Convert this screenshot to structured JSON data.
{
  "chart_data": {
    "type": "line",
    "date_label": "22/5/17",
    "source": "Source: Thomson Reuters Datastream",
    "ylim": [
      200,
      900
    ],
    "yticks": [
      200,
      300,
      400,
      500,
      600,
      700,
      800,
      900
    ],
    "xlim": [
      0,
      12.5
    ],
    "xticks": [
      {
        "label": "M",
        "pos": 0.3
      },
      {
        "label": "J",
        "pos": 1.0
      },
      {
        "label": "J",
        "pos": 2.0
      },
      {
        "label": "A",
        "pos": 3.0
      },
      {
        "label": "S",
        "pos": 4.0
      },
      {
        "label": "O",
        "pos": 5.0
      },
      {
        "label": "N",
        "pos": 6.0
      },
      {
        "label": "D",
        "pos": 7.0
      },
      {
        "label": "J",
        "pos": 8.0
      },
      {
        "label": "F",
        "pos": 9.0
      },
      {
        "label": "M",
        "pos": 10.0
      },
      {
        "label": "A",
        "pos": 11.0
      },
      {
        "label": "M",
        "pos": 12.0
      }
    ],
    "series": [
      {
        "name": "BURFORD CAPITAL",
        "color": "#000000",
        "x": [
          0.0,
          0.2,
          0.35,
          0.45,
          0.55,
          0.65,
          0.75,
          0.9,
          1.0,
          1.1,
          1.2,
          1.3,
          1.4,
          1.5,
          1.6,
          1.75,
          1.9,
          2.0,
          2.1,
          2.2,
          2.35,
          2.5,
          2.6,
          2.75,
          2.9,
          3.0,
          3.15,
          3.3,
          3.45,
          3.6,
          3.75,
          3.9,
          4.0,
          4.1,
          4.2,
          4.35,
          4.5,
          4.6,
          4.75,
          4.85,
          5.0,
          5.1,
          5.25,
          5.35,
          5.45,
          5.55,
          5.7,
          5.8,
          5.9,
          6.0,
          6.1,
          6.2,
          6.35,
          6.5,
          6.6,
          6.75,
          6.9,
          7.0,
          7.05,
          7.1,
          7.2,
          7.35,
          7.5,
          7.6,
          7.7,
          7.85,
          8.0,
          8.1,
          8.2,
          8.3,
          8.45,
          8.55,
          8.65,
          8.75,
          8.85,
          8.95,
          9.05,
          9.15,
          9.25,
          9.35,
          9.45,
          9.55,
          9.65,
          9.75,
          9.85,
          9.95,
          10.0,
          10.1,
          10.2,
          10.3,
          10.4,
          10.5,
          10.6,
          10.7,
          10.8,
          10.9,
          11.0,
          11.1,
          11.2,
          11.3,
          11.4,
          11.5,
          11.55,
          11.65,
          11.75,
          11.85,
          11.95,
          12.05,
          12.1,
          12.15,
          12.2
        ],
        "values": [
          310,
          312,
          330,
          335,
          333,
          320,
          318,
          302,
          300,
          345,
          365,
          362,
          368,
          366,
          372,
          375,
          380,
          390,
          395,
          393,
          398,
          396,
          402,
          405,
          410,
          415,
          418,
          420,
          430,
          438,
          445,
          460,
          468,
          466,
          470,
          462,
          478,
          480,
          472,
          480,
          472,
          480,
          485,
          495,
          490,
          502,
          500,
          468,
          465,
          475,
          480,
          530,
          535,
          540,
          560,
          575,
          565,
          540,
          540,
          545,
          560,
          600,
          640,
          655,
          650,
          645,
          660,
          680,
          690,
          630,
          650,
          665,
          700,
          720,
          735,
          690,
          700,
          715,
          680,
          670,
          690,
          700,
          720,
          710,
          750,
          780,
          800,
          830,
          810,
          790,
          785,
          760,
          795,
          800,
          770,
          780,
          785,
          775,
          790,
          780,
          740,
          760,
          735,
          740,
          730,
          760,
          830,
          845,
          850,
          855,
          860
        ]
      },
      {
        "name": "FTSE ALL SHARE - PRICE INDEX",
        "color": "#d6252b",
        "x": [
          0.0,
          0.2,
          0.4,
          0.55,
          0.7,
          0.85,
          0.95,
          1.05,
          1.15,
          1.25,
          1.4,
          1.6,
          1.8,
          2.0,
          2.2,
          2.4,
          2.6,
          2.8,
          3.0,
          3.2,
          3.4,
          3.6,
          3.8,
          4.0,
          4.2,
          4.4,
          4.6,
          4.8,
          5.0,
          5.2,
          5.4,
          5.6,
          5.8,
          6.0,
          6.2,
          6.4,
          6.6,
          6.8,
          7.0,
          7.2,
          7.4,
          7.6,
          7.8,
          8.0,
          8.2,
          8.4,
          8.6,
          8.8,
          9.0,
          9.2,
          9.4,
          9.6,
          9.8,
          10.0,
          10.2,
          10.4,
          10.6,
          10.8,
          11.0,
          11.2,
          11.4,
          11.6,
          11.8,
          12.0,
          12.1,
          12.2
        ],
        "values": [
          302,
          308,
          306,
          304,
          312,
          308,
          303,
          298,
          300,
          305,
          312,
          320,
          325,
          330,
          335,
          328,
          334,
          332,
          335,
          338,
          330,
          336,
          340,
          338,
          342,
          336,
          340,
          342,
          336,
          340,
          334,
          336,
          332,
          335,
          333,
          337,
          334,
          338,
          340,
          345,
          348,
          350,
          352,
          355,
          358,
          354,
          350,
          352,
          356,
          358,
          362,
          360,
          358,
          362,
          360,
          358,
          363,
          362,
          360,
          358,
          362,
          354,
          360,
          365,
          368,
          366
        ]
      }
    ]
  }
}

━━━━━━

All the entries above need to be reproduced exactly.

■ ANSWER TO THIS PROBLEM
Convert this screenshot to structured JSON data.
{
  "chart_data": {
    "type": "line",
    "date_label": "22/5/17",
    "source": "Source: Thomson Reuters Datastream",
    "ylim": [
      200,
      900
    ],
    "yticks": [
      200,
      300,
      400,
      500,
      600,
      700,
      800,
      900
    ],
    "xlim": [
      0,
      12.5
    ],
    "xticks": [
      {
        "label": "M",
        "pos": 0.3
      },
      {
        "label": "J",
        "pos": 1.0
      },
      {
        "label": "J",
        "pos": 2.0
      },
      {
        "label": "A",
        "pos": 3.0
      },
      {
        "label": "S",
        "pos": 4.0
      },
      {
        "label": "O",
        "pos": 5.0
      },
      {
        "label": "N",
        "pos": 6.0
      },
      {
        "label": "D",
        "pos": 7.0
      },
      {
        "label": "J",
        "pos": 8.0
      },
      {
        "label": "F",
        "pos": 9.0
      },
      {
        "label": "M",
        "pos": 10.0
      },
      {
        "label": "A",
        "pos": 11.0
      },
      {
        "label": "M",
        "pos": 12.0
      }
    ],
    "series": [
      {
        "name": "BURFORD CAPITAL",
        "color": "#000000",
        "x": [
          0.0,
          0.2,
          0.35,
          0.45,
          0.55,
          0.65,
          0.75,
          0.9,
          1.0,
          1.1,
          1.2,
          1.3,
          1.4,
          1.5,
          1.6,
          1.75,
          1.9,
          2.0,
          2.1,
          2.2,
          2.35,
          2.5,
          2.6,
          2.75,
          2.9,
          3.0,
          3.15,
          3.3,
          3.45,
          3.6,
          3.75,
          3.9,
          4.0,
          4.1,
          4.2,
          4.35,
          4.5,
          4.6,
          4.75,
          4.85,
          5.0,
          5.1,
          5.25,
          5.35,
          5.45,
          5.55,
          5.7,
          5.8,
          5.9,
          6.0,
          6.1,
          6.2,
          6.35,
          6.5,
          6.6,
          6.75,
          6.9,
          7.0,
          7.05,
          7.1,
          7.2,
          7.35,
          7.5,
          7.6,
          7.7,
          7.85,
          8.0,
          8.1,
          8.2,
          8.3,
          8.45,
          8.55,
          8.65,
          8.75,
          8.85,
          8.95,
          9.05,
          9.15,
          9.25,
          9.35,
          9.45,
          9.55,
          9.65,
          9.75,
          9.85,
          9.95,
          10.0,
          10.1,
          10.2,
          10.3,
          10.4,
          10.5,
          10.6,
          10.7,
          10.8,
          10.9,
          11.0,
          11.1,
          11.2,
          11.3,
          11.4,
          11.5,
          11.55,
          11.65,
          11.75,
          11.85,
          11.95,
          12.05,
          12.1,
          12.15,
          12.2
        ],
        "values": [
          310,
          312,
          330,
          335,
          333,
          320,
          318,
          302,
          300,
          345,
          365,
          362,
          368,
          366,
          372,
          375,
          380,
          390,
          395,
          393,
          398,
          396,
          402,
          405,
          410,
          415,
          418,
          420,
          430,
          438,
          445,
          460,
          468,
          466,
          470,
          462,
          478,
          480,
          472,
          480,
          472,
          480,
          485,
          495,
          490,
          502,
          500,
          468,
          465,
          475,
          480,
          530,
          535,
          540,
          560,
          575,
          565,
          540,
          540,
          545,
          560,
          600,
          640,
          655,
          650,
          645,
          660,
          680,
          690,
          630,
          650,
          665,
          700,
          720,
          735,
          690,
          700,
          715,
          680,
          670,
          690,
          700,
          720,
          710,
          750,
          780,
          800,
          830,
          810,
          790,
          785,
          760,
          795,
          800,
          770,
          780,
          785,
          775,
          790,
          780,
          740,
          760,
          735,
          740,
          730,
          760,
          830,
          845,
          850,
          855,
          860
        ]
      },
      {
        "name": "FTSE ALL SHARE - PRICE INDEX",
        "color": "#d6252b",
        "x": [
          0.0,
          0.2,
          0.4,
          0.55,
          0.7,
          0.85,
          0.95,
          1.05,
          1.15,
          1.25,
          1.4,
          1.6,
          1.8,
          2.0,
          2.2,
          2.4,
          2.6,
          2.8,
          3.0,
          3.2,
          3.4,
          3.6,
          3.8,
          4.0,
          4.2,
          4.4,
          4.6,
          4.8,
          5.0,
          5.2,
          5.4,
          5.6,
          5.8,
          6.0,
          6.2,
          6.4,
          6.6,
          6.8,
          7.0,
          7.2,
          7.4,
          7.6,
          7.8,
          8.0,
          8.2,
          8.4,
          8.6,
          8.8,
          9.0,
          9.2,
          9.4,
          9.6,
          9.8,
          10.0,
          10.2,
          10.4,
          10.6,
          10.8,
          11.0,
          11.2,
          11.4,
          11.6,
          11.8,
          12.0,
          12.1,
          12.2
        ],
        "values": [
          302,
          308,
          306,
          304,
          312,
          308,
          303,
          298,
          300,
          305,
          312,
          320,
          325,
          330,
          335,
          328,
          334,
          332,
          335,
          338,
          330,
          336,
          340,
          338,
          342,
          336,
          340,
          342,
          336,
          340,
          334,
          336,
          332,
          335,
          333,
          337,
          334,
          338,
          340,
          345,
          348,
          350,
          352,
          355,
          358,
          354,
          350,
          352,
          356,
          358,
          362,
          360,
          358,
          362,
          360,
          358,
          363,
          362,
          360,
          358,
          362,
          354,
          360,
          365,
          368,
          366
        ]
      }
    ]
  }
}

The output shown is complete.